Data records
------

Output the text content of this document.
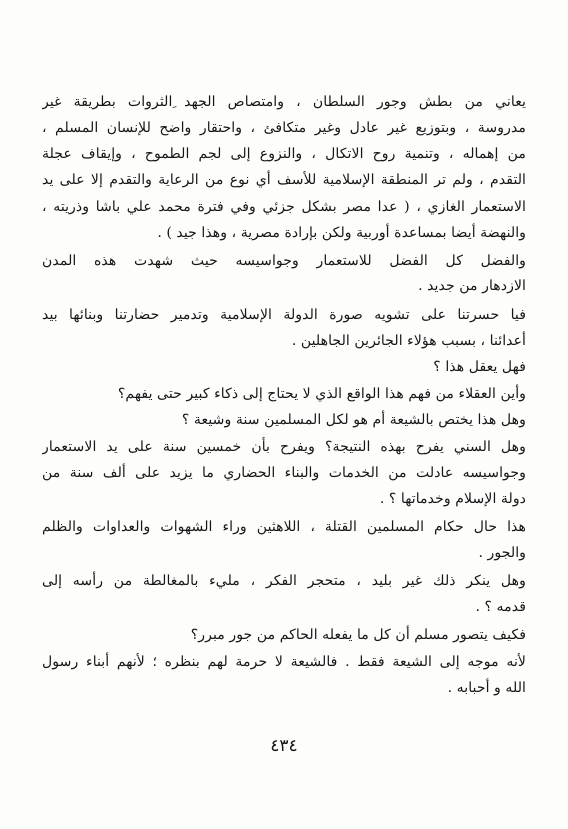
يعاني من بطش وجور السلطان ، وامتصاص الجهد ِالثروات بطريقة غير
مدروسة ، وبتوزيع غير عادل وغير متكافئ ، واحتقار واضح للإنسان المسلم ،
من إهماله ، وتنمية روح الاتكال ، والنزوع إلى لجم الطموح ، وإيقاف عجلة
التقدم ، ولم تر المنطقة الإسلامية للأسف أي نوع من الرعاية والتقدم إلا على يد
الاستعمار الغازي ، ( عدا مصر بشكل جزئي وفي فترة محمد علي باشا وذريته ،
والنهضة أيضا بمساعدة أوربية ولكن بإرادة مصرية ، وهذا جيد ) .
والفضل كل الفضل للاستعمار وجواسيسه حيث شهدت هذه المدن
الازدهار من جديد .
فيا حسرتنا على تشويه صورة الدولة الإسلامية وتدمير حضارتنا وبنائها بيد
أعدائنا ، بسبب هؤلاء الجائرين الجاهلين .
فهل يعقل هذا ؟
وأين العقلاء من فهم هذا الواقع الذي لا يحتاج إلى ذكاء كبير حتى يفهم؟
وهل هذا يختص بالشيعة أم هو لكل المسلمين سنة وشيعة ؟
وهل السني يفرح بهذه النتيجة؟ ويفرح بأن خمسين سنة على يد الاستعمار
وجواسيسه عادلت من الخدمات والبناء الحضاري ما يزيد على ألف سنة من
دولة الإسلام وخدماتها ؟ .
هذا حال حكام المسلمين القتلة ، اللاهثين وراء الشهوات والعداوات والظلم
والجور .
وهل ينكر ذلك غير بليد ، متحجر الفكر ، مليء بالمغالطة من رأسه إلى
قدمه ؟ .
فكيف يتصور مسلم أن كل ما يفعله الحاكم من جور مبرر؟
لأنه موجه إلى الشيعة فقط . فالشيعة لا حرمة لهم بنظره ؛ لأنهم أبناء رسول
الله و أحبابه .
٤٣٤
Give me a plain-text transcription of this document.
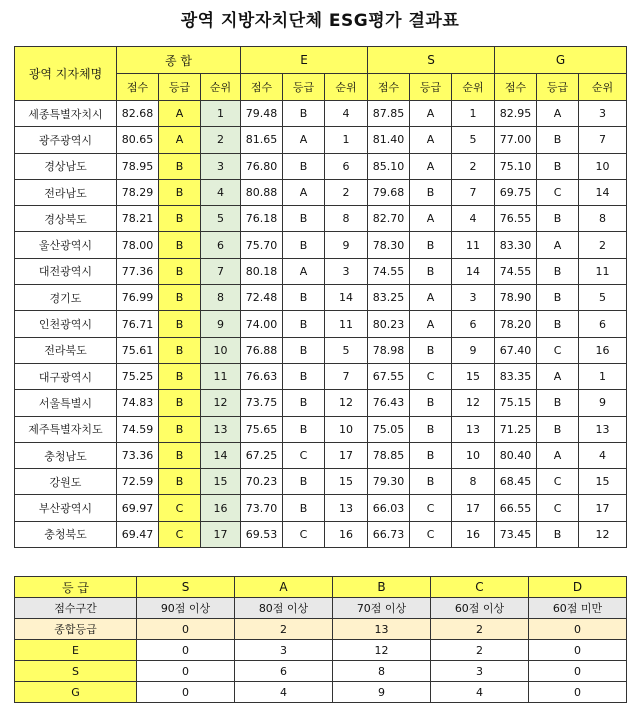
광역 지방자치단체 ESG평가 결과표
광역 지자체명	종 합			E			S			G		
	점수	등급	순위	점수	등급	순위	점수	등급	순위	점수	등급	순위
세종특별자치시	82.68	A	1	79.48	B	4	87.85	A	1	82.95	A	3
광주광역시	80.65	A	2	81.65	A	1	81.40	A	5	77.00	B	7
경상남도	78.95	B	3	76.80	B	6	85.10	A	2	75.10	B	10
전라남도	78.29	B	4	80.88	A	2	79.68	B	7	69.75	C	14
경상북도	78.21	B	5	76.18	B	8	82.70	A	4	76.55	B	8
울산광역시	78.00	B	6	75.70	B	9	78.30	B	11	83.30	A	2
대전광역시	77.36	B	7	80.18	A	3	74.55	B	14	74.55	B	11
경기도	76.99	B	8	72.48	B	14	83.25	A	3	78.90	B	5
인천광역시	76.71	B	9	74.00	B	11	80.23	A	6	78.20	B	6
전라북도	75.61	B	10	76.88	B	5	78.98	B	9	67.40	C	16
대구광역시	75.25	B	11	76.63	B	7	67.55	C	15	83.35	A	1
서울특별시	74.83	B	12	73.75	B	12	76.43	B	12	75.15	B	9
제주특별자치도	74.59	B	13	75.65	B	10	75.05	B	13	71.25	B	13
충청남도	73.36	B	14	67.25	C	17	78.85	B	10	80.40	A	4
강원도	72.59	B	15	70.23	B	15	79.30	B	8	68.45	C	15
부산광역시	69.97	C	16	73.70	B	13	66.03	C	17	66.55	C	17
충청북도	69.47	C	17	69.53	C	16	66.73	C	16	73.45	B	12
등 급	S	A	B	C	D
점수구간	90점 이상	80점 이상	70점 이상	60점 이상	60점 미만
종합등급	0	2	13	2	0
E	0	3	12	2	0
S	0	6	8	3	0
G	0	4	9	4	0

------

§ **Direction**: List every line above that contains the word "this".

§ **Result**:
Output the text content of this document.
Give me a plain-text transcription of this document.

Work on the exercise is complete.